------ DATASET CONTENT

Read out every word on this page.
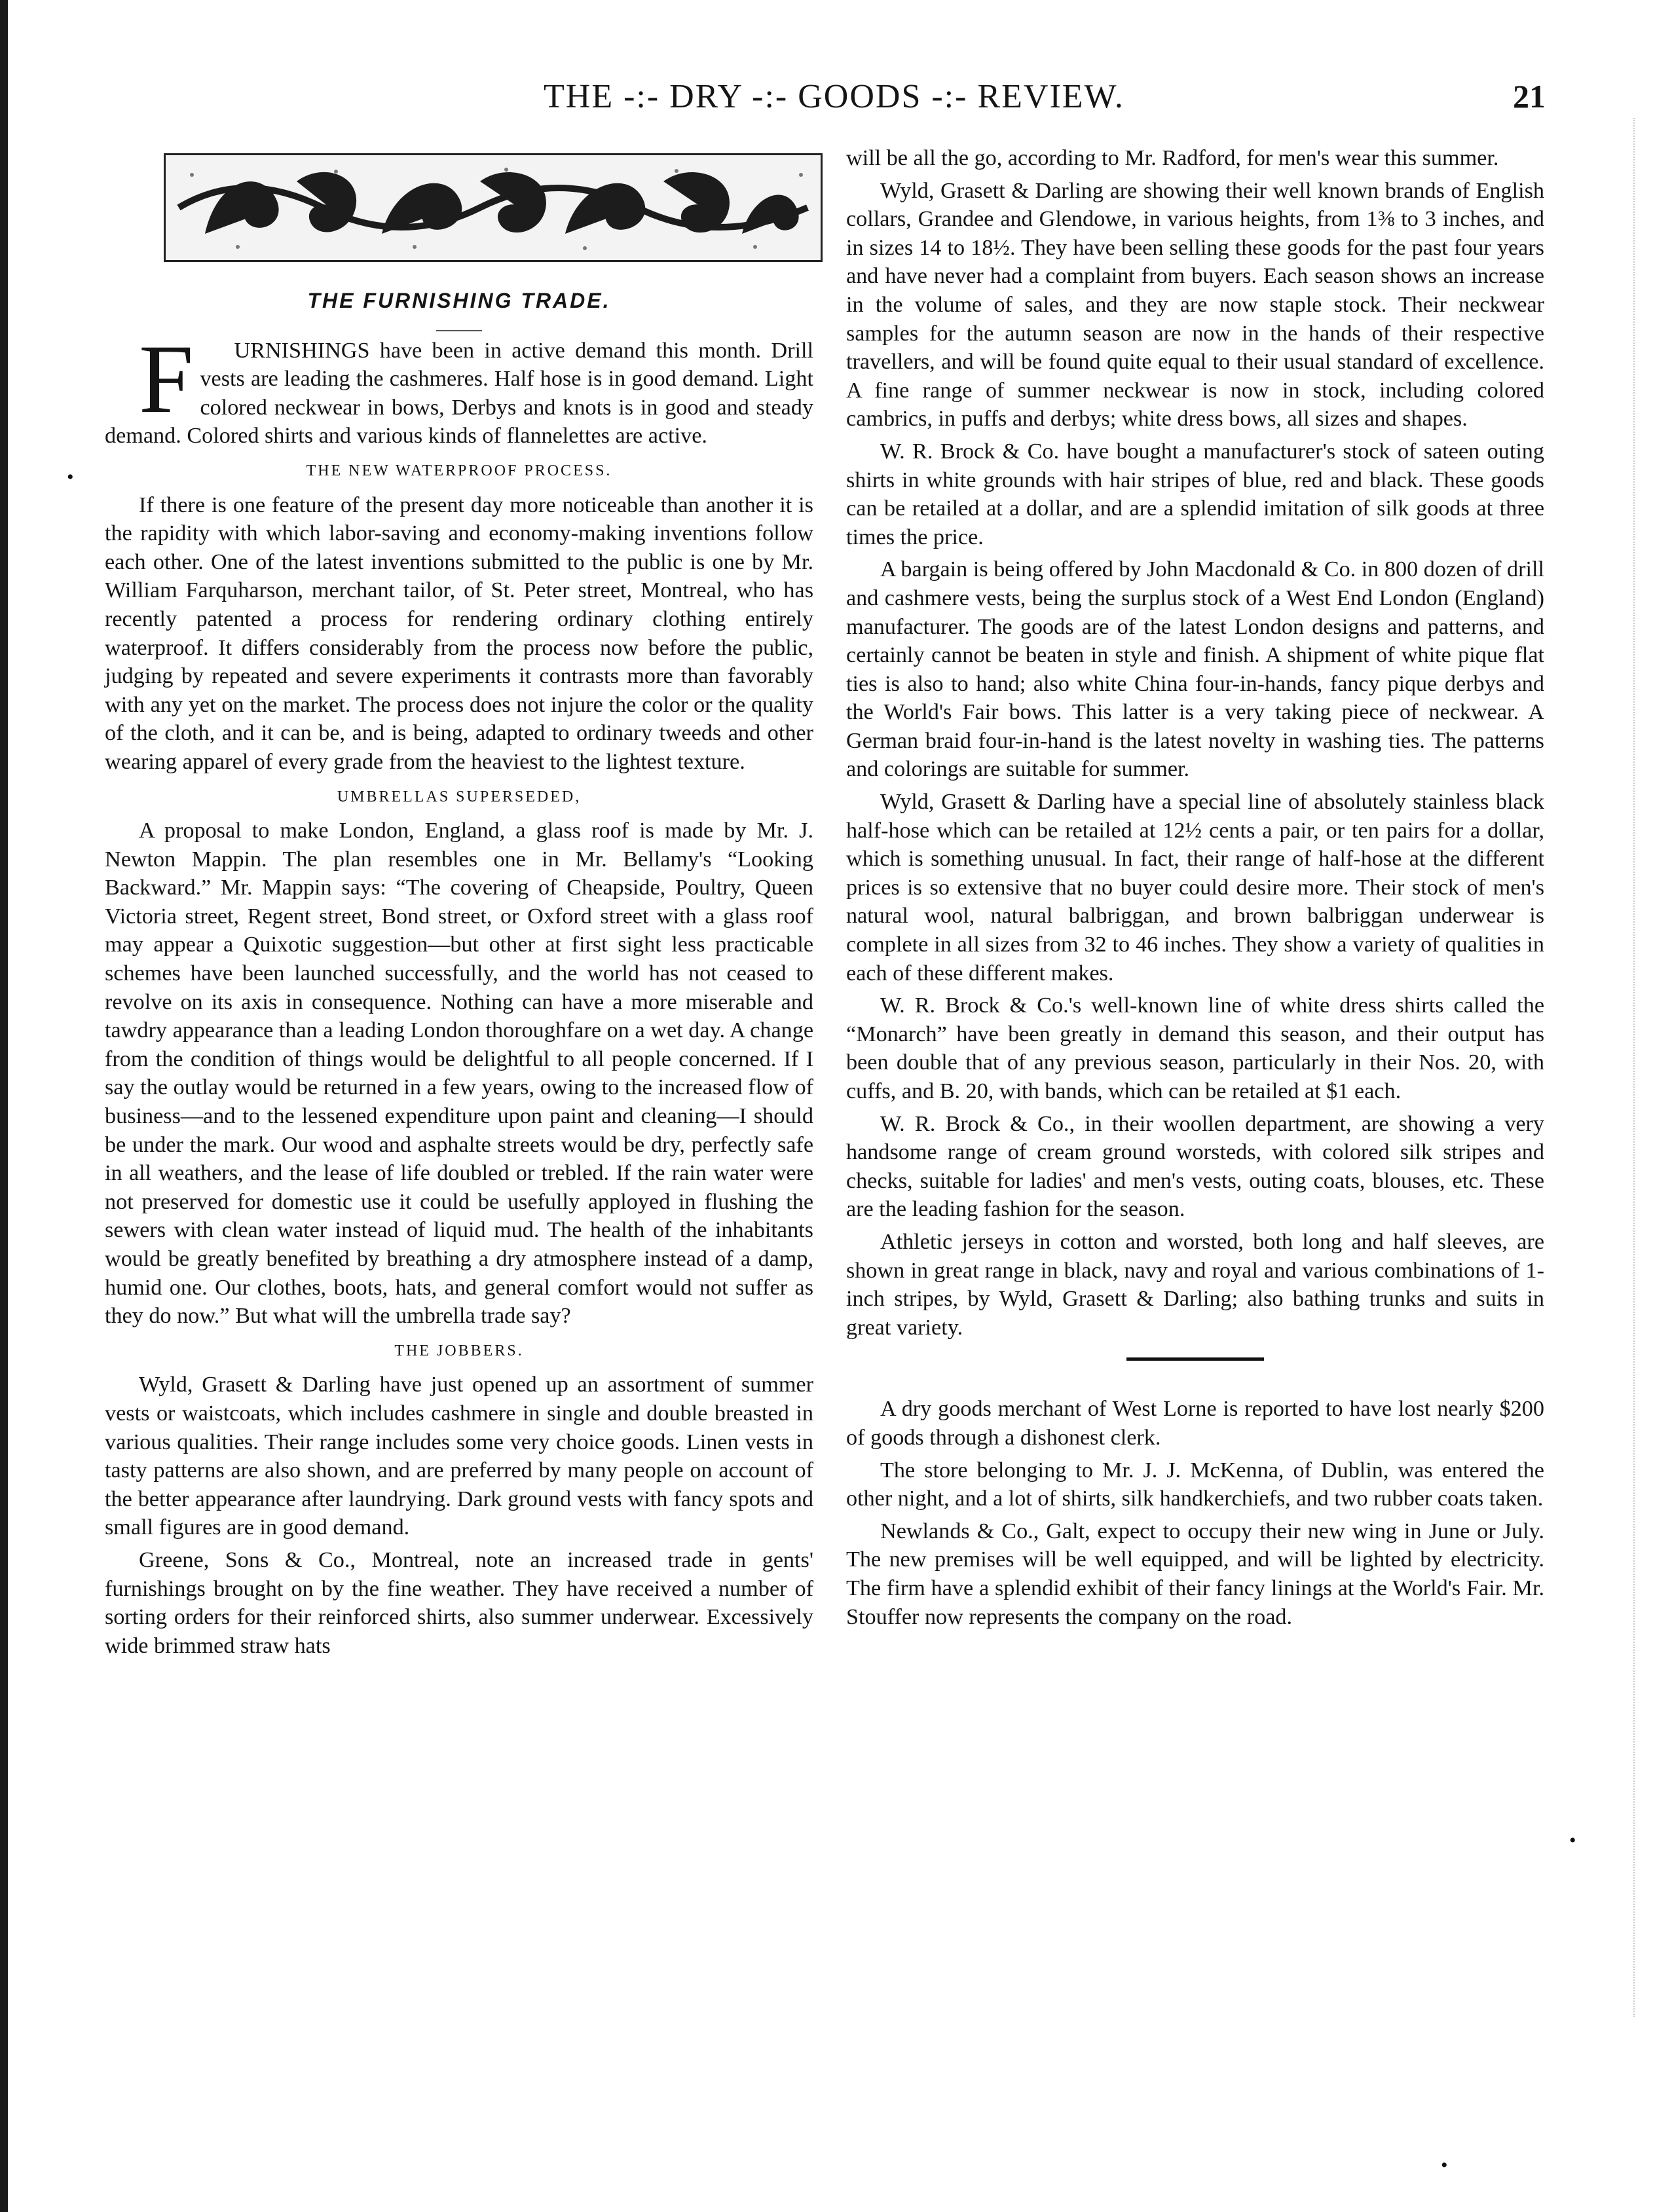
THE -:- DRY -:- GOODS -:- REVIEW.	21
THE FURNISHING TRADE.

F URNISHINGS have been in active demand this month. Drill vests are leading the cashmeres. Half hose is in good demand. Light colored neckwear in bows, Derbys and knots is in good and steady demand. Colored shirts and various kinds of flannelettes are active.

THE NEW WATERPROOF PROCESS.

If there is one feature of the present day more noticeable than another it is the rapidity with which labor-saving and economy-making inventions follow each other. One of the latest inventions submitted to the public is one by Mr. William Farquharson, merchant tailor, of St. Peter street, Montreal, who has recently patented a process for rendering ordinary clothing entirely waterproof. It differs considerably from the process now before the public, judging by repeated and severe experiments it contrasts more than favorably with any yet on the market. The process does not injure the color or the quality of the cloth, and it can be, and is being, adapted to ordinary tweeds and other wearing apparel of every grade from the heaviest to the lightest texture.

UMBRELLAS SUPERSEDED,

A proposal to make London, England, a glass roof is made by Mr. J. Newton Mappin. The plan resembles one in Mr. Bellamy's “Looking Backward.” Mr. Mappin says: “The covering of Cheapside, Poultry, Queen Victoria street, Regent street, Bond street, or Oxford street with a glass roof may appear a Quixotic suggestion—but other at first sight less practicable schemes have been launched successfully, and the world has not ceased to revolve on its axis in consequence. Nothing can have a more miserable and tawdry appearance than a leading London thoroughfare on a wet day. A change from the condition of things would be delightful to all people concerned. If I say the outlay would be returned in a few years, owing to the increased flow of business—and to the lessened expenditure upon paint and cleaning—I should be under the mark. Our wood and asphalte streets would be dry, perfectly safe in all weathers, and the lease of life doubled or trebled. If the rain water were not preserved for domestic use it could be usefully apployed in flushing the sewers with clean water instead of liquid mud. The health of the inhabitants would be greatly benefited by breathing a dry atmosphere instead of a damp, humid one. Our clothes, boots, hats, and general comfort would not suffer as they do now.” But what will the umbrella trade say?

THE JOBBERS.

Wyld, Grasett & Darling have just opened up an assortment of summer vests or waistcoats, which includes cashmere in single and double breasted in various qualities. Their range includes some very choice goods. Linen vests in tasty patterns are also shown, and are preferred by many people on account of the better appearance after laundrying. Dark ground vests with fancy spots and small figures are in good demand.

Greene, Sons & Co., Montreal, note an increased trade in gents' furnishings brought on by the fine weather. They have received a number of sorting orders for their reinforced shirts, also summer underwear. Excessively wide brimmed straw hats

will be all the go, according to Mr. Radford, for men's wear this summer.

Wyld, Grasett & Darling are showing their well known brands of English collars, Grandee and Glendowe, in various heights, from 1⅜ to 3 inches, and in sizes 14 to 18½. They have been selling these goods for the past four years and have never had a complaint from buyers. Each season shows an increase in the volume of sales, and they are now staple stock. Their neckwear samples for the autumn season are now in the hands of their respective travellers, and will be found quite equal to their usual standard of excellence. A fine range of summer neckwear is now in stock, including colored cambrics, in puffs and derbys; white dress bows, all sizes and shapes.

W. R. Brock & Co. have bought a manufacturer's stock of sateen outing shirts in white grounds with hair stripes of blue, red and black. These goods can be retailed at a dollar, and are a splendid imitation of silk goods at three times the price.

A bargain is being offered by John Macdonald & Co. in 800 dozen of drill and cashmere vests, being the surplus stock of a West End London (England) manufacturer. The goods are of the latest London designs and patterns, and certainly cannot be beaten in style and finish. A shipment of white pique flat ties is also to hand; also white China four-in-hands, fancy pique derbys and the World's Fair bows. This latter is a very taking piece of neckwear. A German braid four-in-hand is the latest novelty in washing ties. The patterns and colorings are suitable for summer.

Wyld, Grasett & Darling have a special line of absolutely stainless black half-hose which can be retailed at 12½ cents a pair, or ten pairs for a dollar, which is something unusual. In fact, their range of half-hose at the different prices is so extensive that no buyer could desire more. Their stock of men's natural wool, natural balbriggan, and brown balbriggan underwear is complete in all sizes from 32 to 46 inches. They show a variety of qualities in each of these different makes.

W. R. Brock & Co.'s well-known line of white dress shirts called the “Monarch” have been greatly in demand this season, and their output has been double that of any previous season, particularly in their Nos. 20, with cuffs, and B. 20, with bands, which can be retailed at $1 each.

W. R. Brock & Co., in their woollen department, are showing a very handsome range of cream ground worsteds, with colored silk stripes and checks, suitable for ladies' and men's vests, outing coats, blouses, etc. These are the leading fashion for the season.

Athletic jerseys in cotton and worsted, both long and half sleeves, are shown in great range in black, navy and royal and various combinations of 1-inch stripes, by Wyld, Grasett & Darling; also bathing trunks and suits in great variety.

A dry goods merchant of West Lorne is reported to have lost nearly $200 of goods through a dishonest clerk.

The store belonging to Mr. J. J. McKenna, of Dublin, was entered the other night, and a lot of shirts, silk handkerchiefs, and two rubber coats taken.

Newlands & Co., Galt, expect to occupy their new wing in June or July. The new premises will be well equipped, and will be lighted by electricity. The firm have a splendid exhibit of their fancy linings at the World's Fair. Mr. Stouffer now represents the company on the road.

•
•
•
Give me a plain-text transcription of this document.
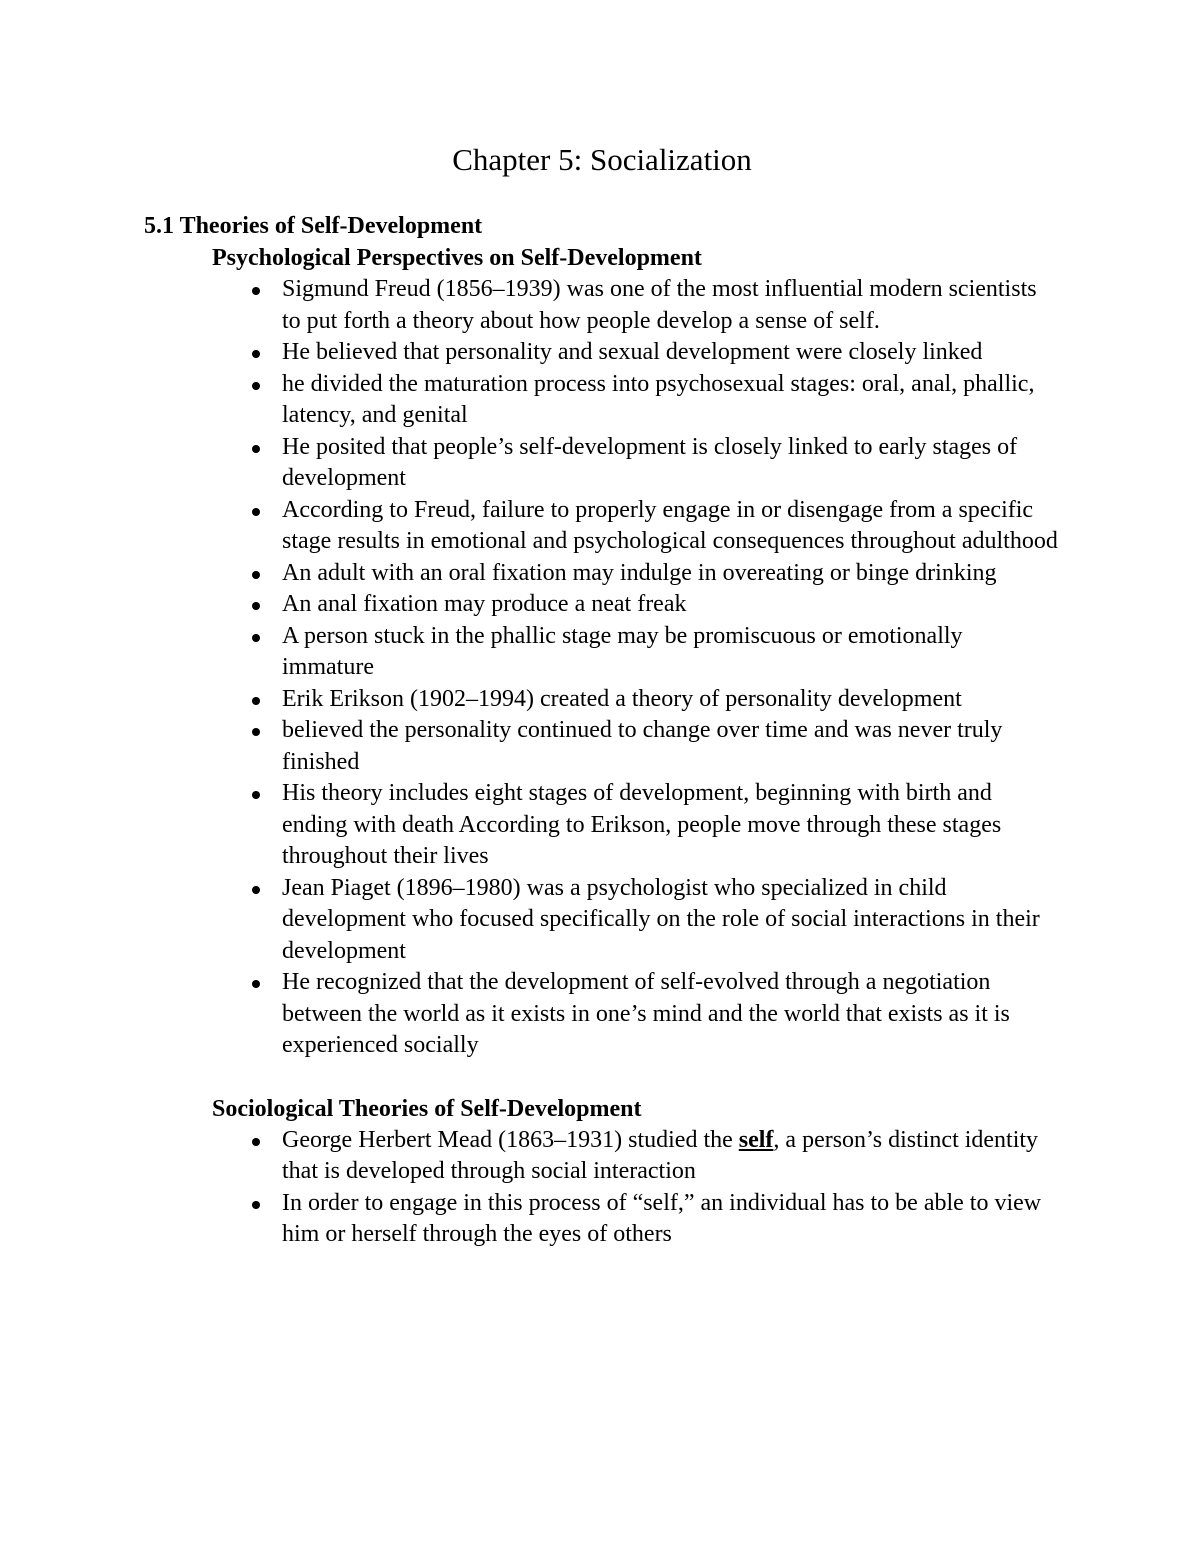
Chapter 5: Socialization
5.1 Theories of Self-Development
Psychological Perspectives on Self-Development
Sigmund Freud (1856–1939) was one of the most influential modern scientists to put forth a theory about how people develop a sense of self.
He believed that personality and sexual development were closely linked
he divided the maturation process into psychosexual stages: oral, anal, phallic, latency, and genital
He posited that people’s self-development is closely linked to early stages of development
According to Freud, failure to properly engage in or disengage from a specific stage results in emotional and psychological consequences throughout adulthood
An adult with an oral fixation may indulge in overeating or binge drinking
An anal fixation may produce a neat freak
A person stuck in the phallic stage may be promiscuous or emotionally immature
Erik Erikson (1902–1994) created a theory of personality development
believed the personality continued to change over time and was never truly finished
His theory includes eight stages of development, beginning with birth and ending with death According to Erikson, people move through these stages throughout their lives
Jean Piaget (1896–1980) was a psychologist who specialized in child development who focused specifically on the role of social interactions in their development
He recognized that the development of self-evolved through a negotiation between the world as it exists in one’s mind and the world that exists as it is experienced socially
Sociological Theories of Self-Development
George Herbert Mead (1863–1931) studied the self, a person’s distinct identity that is developed through social interaction
In order to engage in this process of “self,” an individual has to be able to view him or herself through the eyes of others
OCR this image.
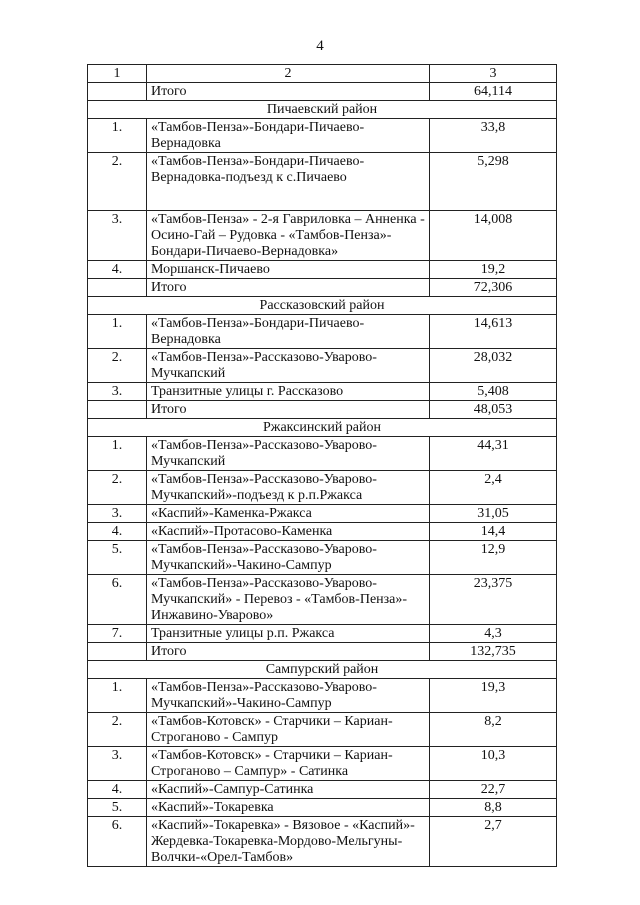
4
1	2	3
	Итого	64,114
Пичаевский район		
1.	«Тамбов-Пенза»-Бондари-Пичаево-Вернадовка	33,8
2.	«Тамбов-Пенза»-Бондари-Пичаево-Вернадовка-подъезд к с.Пичаево	5,298
3.	«Тамбов-Пенза» - 2-я Гавриловка – Анненка - Осино-Гай – Рудовка - «Тамбов-Пенза»-Бондари-Пичаево-Вернадовка»	14,008
4.	Моршанск-Пичаево	19,2
	Итого	72,306
Рассказовский район		
1.	«Тамбов-Пенза»-Бондари-Пичаево-Вернадовка	14,613
2.	«Тамбов-Пенза»-Рассказово-Уварово-Мучкапский	28,032
3.	Транзитные улицы г. Рассказово	5,408
	Итого	48,053
Ржаксинский район		
1.	«Тамбов-Пенза»-Рассказово-Уварово-Мучкапский	44,31
2.	«Тамбов-Пенза»-Рассказово-Уварово-Мучкапский»-подъезд к р.п.Ржакса	2,4
3.	«Каспий»-Каменка-Ржакса	31,05
4.	«Каспий»-Протасово-Каменка	14,4
5.	«Тамбов-Пенза»-Рассказово-Уварово-Мучкапский»-Чакино-Сампур	12,9
6.	«Тамбов-Пенза»-Рассказово-Уварово-Мучкапский» - Перевоз - «Тамбов-Пенза»-Инжавино-Уварово»	23,375
7.	Транзитные улицы р.п. Ржакса	4,3
	Итого	132,735
Сампурский район		
1.	«Тамбов-Пенза»-Рассказово-Уварово-Мучкапский»-Чакино-Сампур	19,3
2.	«Тамбов-Котовск» - Старчики – Кариан-Строганово - Сампур	8,2
3.	«Тамбов-Котовск» - Старчики – Кариан-Строганово – Сампур» - Сатинка	10,3
4.	«Каспий»-Сампур-Сатинка	22,7
5.	«Каспий»-Токаревка	8,8
6.	«Каспий»-Токаревка» - Вязовое - «Каспий»-Жердевка-Токаревка-Мордово-Мельгуны-Волчки-«Орел-Тамбов»	2,7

------------

• [WRITTEN REQUEST]:
Return verbatim every line from the line containing "OCR this image." to the last line of the entries above, inclusive, and leave out the pictures.

• [FULL SOLUTION]:
OCR this image.
4
1	2	3
	Итого	64,114
Пичаевский район		
1.	«Тамбов-Пенза»-Бондари-Пичаево-Вернадовка	33,8
2.	«Тамбов-Пенза»-Бондари-Пичаево-Вернадовка-подъезд к с.Пичаево	5,298
3.	«Тамбов-Пенза» - 2-я Гавриловка – Анненка - Осино-Гай – Рудовка - «Тамбов-Пенза»-Бондари-Пичаево-Вернадовка»	14,008
4.	Моршанск-Пичаево	19,2
	Итого	72,306
Рассказовский район		
1.	«Тамбов-Пенза»-Бондари-Пичаево-Вернадовка	14,613
2.	«Тамбов-Пенза»-Рассказово-Уварово-Мучкапский	28,032
3.	Транзитные улицы г. Рассказово	5,408
	Итого	48,053
Ржаксинский район		
1.	«Тамбов-Пенза»-Рассказово-Уварово-Мучкапский	44,31
2.	«Тамбов-Пенза»-Рассказово-Уварово-Мучкапский»-подъезд к р.п.Ржакса	2,4
3.	«Каспий»-Каменка-Ржакса	31,05
4.	«Каспий»-Протасово-Каменка	14,4
5.	«Тамбов-Пенза»-Рассказово-Уварово-Мучкапский»-Чакино-Сампур	12,9
6.	«Тамбов-Пенза»-Рассказово-Уварово-Мучкапский» - Перевоз - «Тамбов-Пенза»-Инжавино-Уварово»	23,375
7.	Транзитные улицы р.п. Ржакса	4,3
	Итого	132,735
Сампурский район		
1.	«Тамбов-Пенза»-Рассказово-Уварово-Мучкапский»-Чакино-Сампур	19,3
2.	«Тамбов-Котовск» - Старчики – Кариан-Строганово - Сампур	8,2
3.	«Тамбов-Котовск» - Старчики – Кариан-Строганово – Сампур» - Сатинка	10,3
4.	«Каспий»-Сампур-Сатинка	22,7
5.	«Каспий»-Токаревка	8,8
6.	«Каспий»-Токаревка» - Вязовое - «Каспий»-Жердевка-Токаревка-Мордово-Мельгуны-Волчки-«Орел-Тамбов»	2,7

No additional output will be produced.